Exercise description:
Count every line below that contains "вида", then state the total with no other output.

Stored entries

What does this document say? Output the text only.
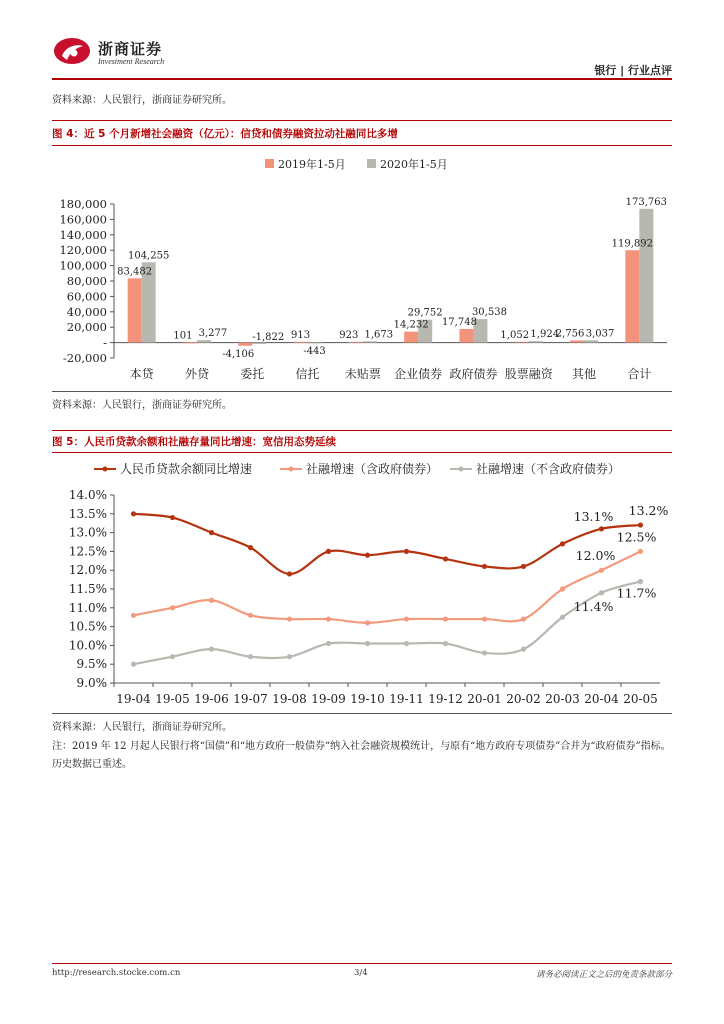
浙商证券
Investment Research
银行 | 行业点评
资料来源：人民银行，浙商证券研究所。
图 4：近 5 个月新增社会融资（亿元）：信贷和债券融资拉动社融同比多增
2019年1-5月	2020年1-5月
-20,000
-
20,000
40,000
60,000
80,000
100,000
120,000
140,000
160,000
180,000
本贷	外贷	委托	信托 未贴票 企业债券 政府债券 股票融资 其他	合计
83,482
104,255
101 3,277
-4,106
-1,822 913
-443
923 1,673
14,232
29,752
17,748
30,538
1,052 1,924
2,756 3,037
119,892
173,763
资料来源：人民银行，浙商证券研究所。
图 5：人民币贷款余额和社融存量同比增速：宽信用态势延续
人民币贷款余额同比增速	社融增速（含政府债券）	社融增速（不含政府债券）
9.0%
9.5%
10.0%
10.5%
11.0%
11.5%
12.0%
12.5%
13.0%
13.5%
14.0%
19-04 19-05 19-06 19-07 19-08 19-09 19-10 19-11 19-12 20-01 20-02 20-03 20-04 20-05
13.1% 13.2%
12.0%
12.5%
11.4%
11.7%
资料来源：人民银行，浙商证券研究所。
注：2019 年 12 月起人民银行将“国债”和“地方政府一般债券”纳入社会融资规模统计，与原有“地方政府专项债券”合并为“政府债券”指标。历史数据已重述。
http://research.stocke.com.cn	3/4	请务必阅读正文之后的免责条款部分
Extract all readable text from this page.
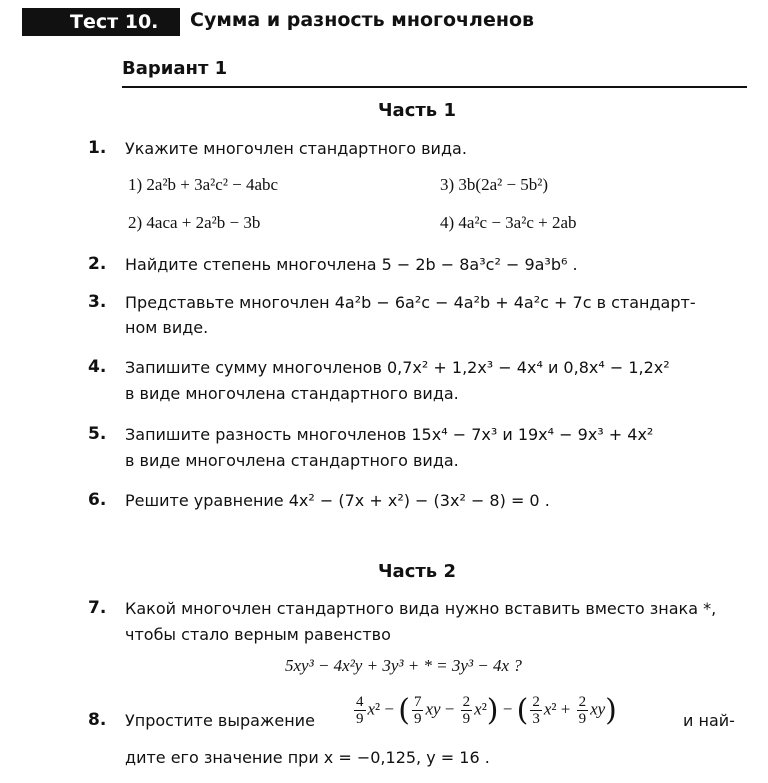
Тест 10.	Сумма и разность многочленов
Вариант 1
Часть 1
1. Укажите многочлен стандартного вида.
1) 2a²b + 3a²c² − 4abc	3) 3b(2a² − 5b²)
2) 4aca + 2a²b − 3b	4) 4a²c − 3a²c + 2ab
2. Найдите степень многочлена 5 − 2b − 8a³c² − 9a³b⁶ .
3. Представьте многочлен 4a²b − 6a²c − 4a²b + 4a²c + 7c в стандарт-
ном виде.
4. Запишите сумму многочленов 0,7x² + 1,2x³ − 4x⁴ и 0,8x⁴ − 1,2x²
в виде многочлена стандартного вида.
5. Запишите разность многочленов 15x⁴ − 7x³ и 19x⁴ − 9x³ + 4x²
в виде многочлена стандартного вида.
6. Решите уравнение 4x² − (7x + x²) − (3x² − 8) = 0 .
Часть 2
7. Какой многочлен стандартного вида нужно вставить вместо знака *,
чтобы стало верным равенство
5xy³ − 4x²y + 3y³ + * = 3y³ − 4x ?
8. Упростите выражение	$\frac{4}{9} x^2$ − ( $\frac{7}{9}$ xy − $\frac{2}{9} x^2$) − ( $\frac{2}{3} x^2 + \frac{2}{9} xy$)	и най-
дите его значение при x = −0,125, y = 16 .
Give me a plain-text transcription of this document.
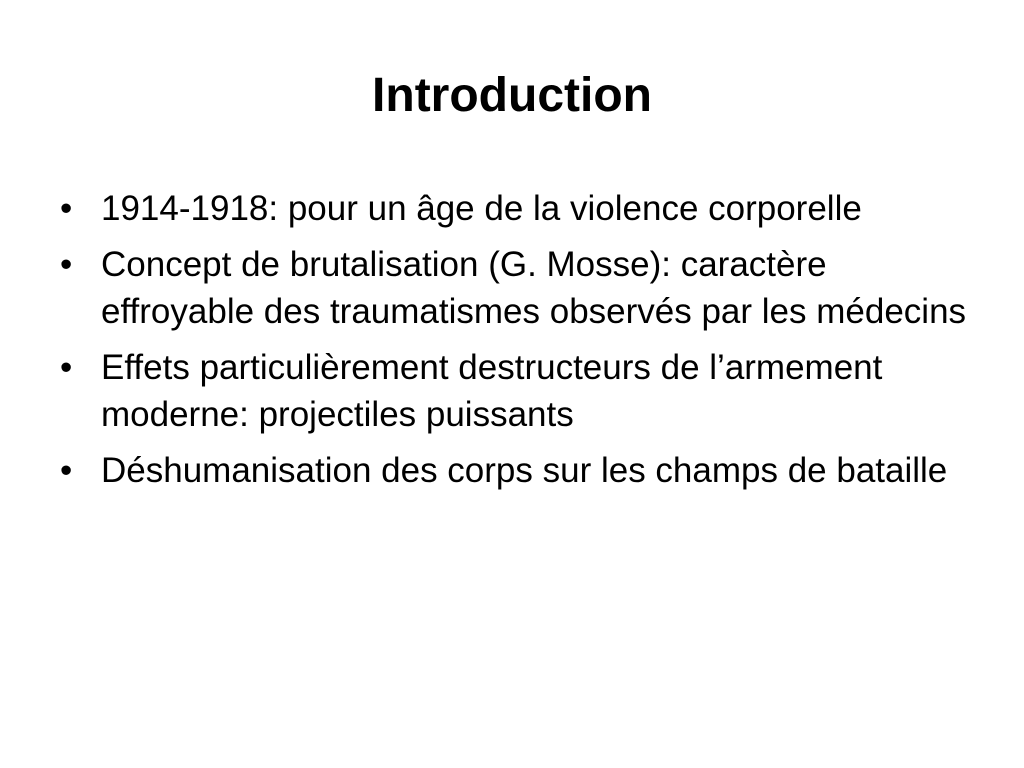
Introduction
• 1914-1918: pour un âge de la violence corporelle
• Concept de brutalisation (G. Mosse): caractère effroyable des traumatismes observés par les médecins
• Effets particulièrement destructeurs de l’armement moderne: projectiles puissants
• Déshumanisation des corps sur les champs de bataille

Complete output:
4